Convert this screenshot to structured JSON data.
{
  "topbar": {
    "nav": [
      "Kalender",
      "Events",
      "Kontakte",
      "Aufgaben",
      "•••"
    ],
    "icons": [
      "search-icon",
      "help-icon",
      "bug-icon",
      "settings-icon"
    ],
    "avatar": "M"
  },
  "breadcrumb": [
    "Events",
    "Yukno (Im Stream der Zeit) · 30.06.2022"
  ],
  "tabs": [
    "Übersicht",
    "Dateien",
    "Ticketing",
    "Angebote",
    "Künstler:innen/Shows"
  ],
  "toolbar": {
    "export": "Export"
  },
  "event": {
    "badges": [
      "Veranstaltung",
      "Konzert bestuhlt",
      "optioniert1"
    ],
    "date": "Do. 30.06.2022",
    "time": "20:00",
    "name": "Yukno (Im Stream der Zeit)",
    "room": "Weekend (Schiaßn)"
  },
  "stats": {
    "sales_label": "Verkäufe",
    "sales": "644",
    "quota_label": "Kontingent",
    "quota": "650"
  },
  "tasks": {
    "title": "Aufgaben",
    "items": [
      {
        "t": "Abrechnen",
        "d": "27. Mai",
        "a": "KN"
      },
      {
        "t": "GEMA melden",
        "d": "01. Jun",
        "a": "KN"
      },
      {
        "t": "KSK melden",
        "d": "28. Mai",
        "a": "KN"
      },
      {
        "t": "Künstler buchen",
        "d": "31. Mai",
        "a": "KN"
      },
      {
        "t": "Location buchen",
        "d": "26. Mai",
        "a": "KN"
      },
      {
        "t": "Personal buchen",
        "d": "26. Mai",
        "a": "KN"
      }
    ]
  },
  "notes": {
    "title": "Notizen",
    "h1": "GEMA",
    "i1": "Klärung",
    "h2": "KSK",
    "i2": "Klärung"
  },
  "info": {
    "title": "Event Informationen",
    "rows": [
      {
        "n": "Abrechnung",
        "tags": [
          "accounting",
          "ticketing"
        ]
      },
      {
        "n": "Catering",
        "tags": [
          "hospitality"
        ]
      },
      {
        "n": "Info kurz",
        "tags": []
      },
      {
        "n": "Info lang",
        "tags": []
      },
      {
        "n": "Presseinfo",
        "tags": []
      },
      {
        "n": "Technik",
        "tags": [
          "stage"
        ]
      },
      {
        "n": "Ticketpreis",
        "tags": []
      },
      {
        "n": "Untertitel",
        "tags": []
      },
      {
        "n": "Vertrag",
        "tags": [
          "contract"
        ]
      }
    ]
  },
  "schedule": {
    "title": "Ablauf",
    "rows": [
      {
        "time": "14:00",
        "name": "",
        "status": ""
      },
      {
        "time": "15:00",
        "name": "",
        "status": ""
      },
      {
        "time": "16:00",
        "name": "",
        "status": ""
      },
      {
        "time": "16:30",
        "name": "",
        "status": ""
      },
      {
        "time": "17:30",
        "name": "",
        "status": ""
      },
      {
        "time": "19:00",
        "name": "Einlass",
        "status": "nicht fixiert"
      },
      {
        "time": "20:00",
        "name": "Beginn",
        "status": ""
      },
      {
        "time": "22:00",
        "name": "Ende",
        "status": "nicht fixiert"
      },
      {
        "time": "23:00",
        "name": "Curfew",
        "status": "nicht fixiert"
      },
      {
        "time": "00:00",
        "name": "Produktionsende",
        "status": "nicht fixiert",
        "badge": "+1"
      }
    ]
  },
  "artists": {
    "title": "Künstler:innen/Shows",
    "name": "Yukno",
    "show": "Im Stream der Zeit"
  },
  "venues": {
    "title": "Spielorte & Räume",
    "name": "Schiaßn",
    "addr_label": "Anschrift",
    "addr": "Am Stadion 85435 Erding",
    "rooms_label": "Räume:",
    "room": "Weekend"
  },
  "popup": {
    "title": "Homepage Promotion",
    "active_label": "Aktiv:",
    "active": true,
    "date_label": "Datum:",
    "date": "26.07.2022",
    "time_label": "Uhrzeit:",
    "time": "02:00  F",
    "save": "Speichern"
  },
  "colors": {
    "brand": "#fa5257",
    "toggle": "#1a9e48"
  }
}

--- Required work ---
Copy all lines from the material that hold "Räume".

--- The response ---
    "title": "Spielorte & Räume",
    "rooms_label": "Räume:",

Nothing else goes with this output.